═════ Recorded information ═════

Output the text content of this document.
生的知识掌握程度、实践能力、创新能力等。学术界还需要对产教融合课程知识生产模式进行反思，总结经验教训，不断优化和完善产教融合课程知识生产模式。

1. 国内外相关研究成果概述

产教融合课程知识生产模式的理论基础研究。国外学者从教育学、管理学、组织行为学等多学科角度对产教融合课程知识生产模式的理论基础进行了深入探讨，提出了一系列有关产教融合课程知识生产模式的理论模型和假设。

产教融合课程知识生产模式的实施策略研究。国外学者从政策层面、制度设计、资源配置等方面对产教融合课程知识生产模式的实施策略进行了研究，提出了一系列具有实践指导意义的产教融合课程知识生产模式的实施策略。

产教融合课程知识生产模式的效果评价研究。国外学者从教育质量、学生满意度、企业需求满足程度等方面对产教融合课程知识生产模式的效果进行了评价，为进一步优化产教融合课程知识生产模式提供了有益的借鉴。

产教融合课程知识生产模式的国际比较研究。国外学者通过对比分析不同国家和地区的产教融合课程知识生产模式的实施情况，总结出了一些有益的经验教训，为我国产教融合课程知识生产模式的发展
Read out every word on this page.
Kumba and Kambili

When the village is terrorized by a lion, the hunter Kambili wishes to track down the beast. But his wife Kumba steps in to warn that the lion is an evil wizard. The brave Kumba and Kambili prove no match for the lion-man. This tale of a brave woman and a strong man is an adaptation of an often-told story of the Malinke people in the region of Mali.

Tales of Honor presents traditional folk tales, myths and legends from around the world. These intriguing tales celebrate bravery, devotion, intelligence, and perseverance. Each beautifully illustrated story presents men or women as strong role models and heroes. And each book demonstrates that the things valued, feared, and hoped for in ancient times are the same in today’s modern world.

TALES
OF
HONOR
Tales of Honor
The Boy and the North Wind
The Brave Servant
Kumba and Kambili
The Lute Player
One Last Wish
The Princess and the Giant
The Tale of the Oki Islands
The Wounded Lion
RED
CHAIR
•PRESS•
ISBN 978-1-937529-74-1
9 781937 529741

═════

-- Requirements --
Copy out the material above in its entirety. Every detail must match.

-- Complete response --
Output the text content of this document.
生的知识掌握程度、实践能力、创新能力等。学术界还需要对产教融合课程知识生产模式进行反思，总结经验教训，不断优化和完善产教融合课程知识生产模式。

1. 国内外相关研究成果概述

产教融合课程知识生产模式的理论基础研究。国外学者从教育学、管理学、组织行为学等多学科角度对产教融合课程知识生产模式的理论基础进行了深入探讨，提出了一系列有关产教融合课程知识生产模式的理论模型和假设。

产教融合课程知识生产模式的实施策略研究。国外学者从政策层面、制度设计、资源配置等方面对产教融合课程知识生产模式的实施策略进行了研究，提出了一系列具有实践指导意义的产教融合课程知识生产模式的实施策略。

产教融合课程知识生产模式的效果评价研究。国外学者从教育质量、学生满意度、企业需求满足程度等方面对产教融合课程知识生产模式的效果进行了评价，为进一步优化产教融合课程知识生产模式提供了有益的借鉴。

产教融合课程知识生产模式的国际比较研究。国外学者通过对比分析不同国家和地区的产教融合课程知识生产模式的实施情况，总结出了一些有益的经验教训，为我国产教融合课程知识生产模式的发展
Read out every word on this page.
Kumba and Kambili

When the village is terrorized by a lion, the hunter Kambili wishes to track down the beast. But his wife Kumba steps in to warn that the lion is an evil wizard. The brave Kumba and Kambili prove no match for the lion-man. This tale of a brave woman and a strong man is an adaptation of an often-told story of the Malinke people in the region of Mali.

Tales of Honor presents traditional folk tales, myths and legends from around the world. These intriguing tales celebrate bravery, devotion, intelligence, and perseverance. Each beautifully illustrated story presents men or women as strong role models and heroes. And each book demonstrates that the things valued, feared, and hoped for in ancient times are the same in today’s modern world.

TALES
OF
HONOR
Tales of Honor
The Boy and the North Wind
The Brave Servant
Kumba and Kambili
The Lute Player
One Last Wish
The Princess and the Giant
The Tale of the Oki Islands
The Wounded Lion
RED
CHAIR
•PRESS•
ISBN 978-1-937529-74-1
9 781937 529741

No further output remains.